What the task asks:
As you print the data below, keep every line exactly as it is and leave the images behind.

Data shown:
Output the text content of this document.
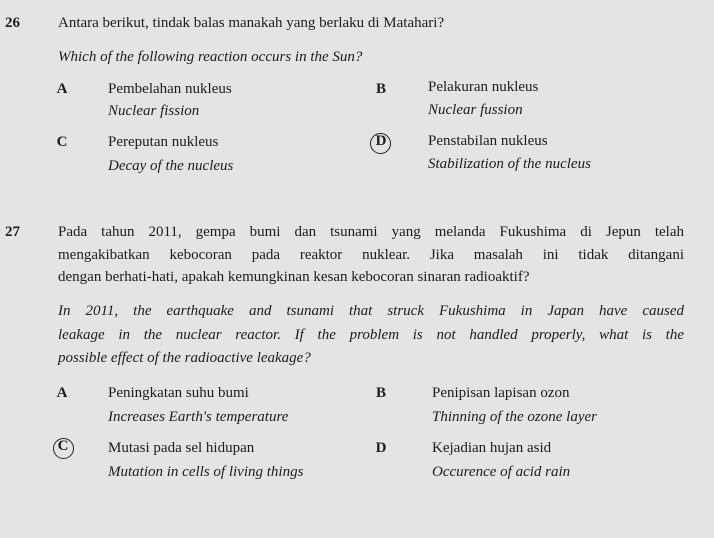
26	Antara berikut, tindak balas manakah yang berlaku di Matahari?
Which of the following reaction occurs in the Sun?
A	Pembelahan nukleus
Nuclear fission
B	Pelakuran nukleus
Nuclear fussion
C	Pereputan nukleus
Decay of the nucleus
D	Penstabilan nukleus
Stabilization of the nucleus
27	Pada tahun 2011, gempa bumi dan tsunami yang melanda Fukushima di Jepun telah
mengakibatkan kebocoran pada reaktor nuklear. Jika masalah ini tidak ditangani
dengan berhati-hati, apakah kemungkinan kesan kebocoran sinaran radioaktif?
In 2011, the earthquake and tsunami that struck Fukushima in Japan have caused
leakage in the nuclear reactor. If the problem is not handled properly, what is the
possible effect of the radioactive leakage?
A	Peningkatan suhu bumi
Increases Earth's temperature
B	Penipisan lapisan ozon
Thinning of the ozone layer
C	Mutasi pada sel hidupan
Mutation in cells of living things
D	Kejadian hujan asid
Occurence of acid rain
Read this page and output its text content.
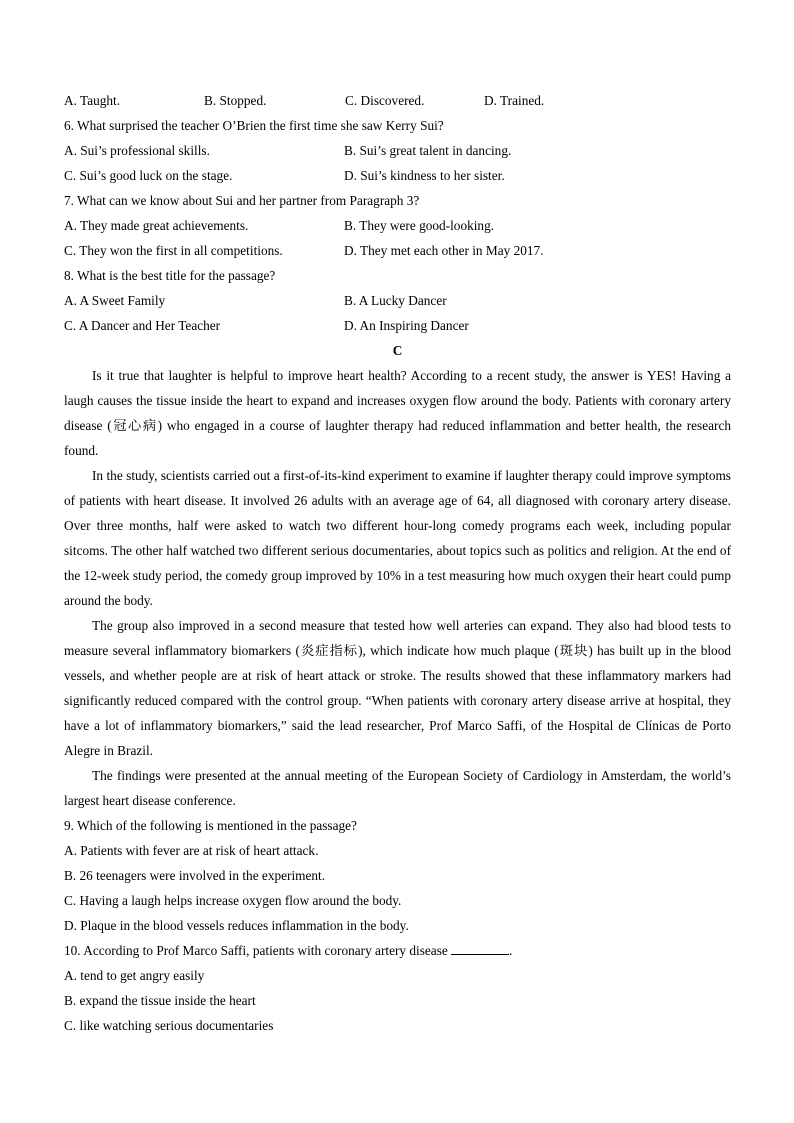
A. Taught.	B. Stopped.	C. Discovered.	D. Trained.
6. What surprised the teacher O’Brien the first time she saw Kerry Sui?
A. Sui’s professional skills.	B. Sui’s great talent in dancing.
C. Sui’s good luck on the stage.	D. Sui’s kindness to her sister.
7. What can we know about Sui and her partner from Paragraph 3?
A. They made great achievements.	B. They were good-looking.
C. They won the first in all competitions.	D. They met each other in May 2017.
8. What is the best title for the passage?
A. A Sweet Family	B. A Lucky Dancer
C. A Dancer and Her Teacher	D. An Inspiring Dancer
C

Is it true that laughter is helpful to improve heart health? According to a recent study, the answer is YES! Having a laugh causes the tissue inside the heart to expand and increases oxygen flow around the body. Patients with coronary artery disease (冠心病) who engaged in a course of laughter therapy had reduced inflammation and better health, the research found.

In the study, scientists carried out a first-of-its-kind experiment to examine if laughter therapy could improve symptoms of patients with heart disease. It involved 26 adults with an average age of 64, all diagnosed with coronary artery disease. Over three months, half were asked to watch two different hour-long comedy programs each week, including popular sitcoms. The other half watched two different serious documentaries, about topics such as politics and religion. At the end of the 12-week study period, the comedy group improved by 10% in a test measuring how much oxygen their heart could pump around the body.

The group also improved in a second measure that tested how well arteries can expand. They also had blood tests to measure several inflammatory biomarkers (炎症指标), which indicate how much plaque (斑块) has built up in the blood vessels, and whether people are at risk of heart attack or stroke. The results showed that these inflammatory markers had significantly reduced compared with the control group. “When patients with coronary artery disease arrive at hospital, they have a lot of inflammatory biomarkers,” said the lead researcher, Prof Marco Saffi, of the Hospital de Clínicas de Porto Alegre in Brazil.

The findings were presented at the annual meeting of the European Society of Cardiology in Amsterdam, the world’s largest heart disease conference.

9. Which of the following is mentioned in the passage?
A. Patients with fever are at risk of heart attack.
B. 26 teenagers were involved in the experiment.
C. Having a laugh helps increase oxygen flow around the body.
D. Plaque in the blood vessels reduces inflammation in the body.
10. According to Prof Marco Saffi, patients with coronary artery disease	.
A. tend to get angry easily
B. expand the tissue inside the heart
C. like watching serious documentaries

Answer to this task:
Output the text content of this document.
26	Antara berikut, tindak balas manakah yang berlaku di Matahari?
Which of the following reaction occurs in the Sun?
A	Pembelahan nukleus
Nuclear fission
B	Pelakuran nukleus
Nuclear fussion
C	Pereputan nukleus
Decay of the nucleus
D	Penstabilan nukleus
Stabilization of the nucleus
27	Pada tahun 2011, gempa bumi dan tsunami yang melanda Fukushima di Jepun telah
mengakibatkan kebocoran pada reaktor nuklear. Jika masalah ini tidak ditangani
dengan berhati-hati, apakah kemungkinan kesan kebocoran sinaran radioaktif?
In 2011, the earthquake and tsunami that struck Fukushima in Japan have caused
leakage in the nuclear reactor. If the problem is not handled properly, what is the
possible effect of the radioactive leakage?
A	Peningkatan suhu bumi
Increases Earth's temperature
B	Penipisan lapisan ozon
Thinning of the ozone layer
C	Mutasi pada sel hidupan
Mutation in cells of living things
D	Kejadian hujan asid
Occurence of acid rain
Read this page and output its text content.
A. Taught.	B. Stopped.	C. Discovered.	D. Trained.
6. What surprised the teacher O’Brien the first time she saw Kerry Sui?
A. Sui’s professional skills.	B. Sui’s great talent in dancing.
C. Sui’s good luck on the stage.	D. Sui’s kindness to her sister.
7. What can we know about Sui and her partner from Paragraph 3?
A. They made great achievements.	B. They were good-looking.
C. They won the first in all competitions.	D. They met each other in May 2017.
8. What is the best title for the passage?
A. A Sweet Family	B. A Lucky Dancer
C. A Dancer and Her Teacher	D. An Inspiring Dancer
C

Is it true that laughter is helpful to improve heart health? According to a recent study, the answer is YES! Having a laugh causes the tissue inside the heart to expand and increases oxygen flow around the body. Patients with coronary artery disease (冠心病) who engaged in a course of laughter therapy had reduced inflammation and better health, the research found.

In the study, scientists carried out a first-of-its-kind experiment to examine if laughter therapy could improve symptoms of patients with heart disease. It involved 26 adults with an average age of 64, all diagnosed with coronary artery disease. Over three months, half were asked to watch two different hour-long comedy programs each week, including popular sitcoms. The other half watched two different serious documentaries, about topics such as politics and religion. At the end of the 12-week study period, the comedy group improved by 10% in a test measuring how much oxygen their heart could pump around the body.

The group also improved in a second measure that tested how well arteries can expand. They also had blood tests to measure several inflammatory biomarkers (炎症指标), which indicate how much plaque (斑块) has built up in the blood vessels, and whether people are at risk of heart attack or stroke. The results showed that these inflammatory markers had significantly reduced compared with the control group. “When patients with coronary artery disease arrive at hospital, they have a lot of inflammatory biomarkers,” said the lead researcher, Prof Marco Saffi, of the Hospital de Clínicas de Porto Alegre in Brazil.

The findings were presented at the annual meeting of the European Society of Cardiology in Amsterdam, the world’s largest heart disease conference.

9. Which of the following is mentioned in the passage?
A. Patients with fever are at risk of heart attack.
B. 26 teenagers were involved in the experiment.
C. Having a laugh helps increase oxygen flow around the body.
D. Plaque in the blood vessels reduces inflammation in the body.
10. According to Prof Marco Saffi, patients with coronary artery disease	.
A. tend to get angry easily
B. expand the tissue inside the heart
C. like watching serious documentaries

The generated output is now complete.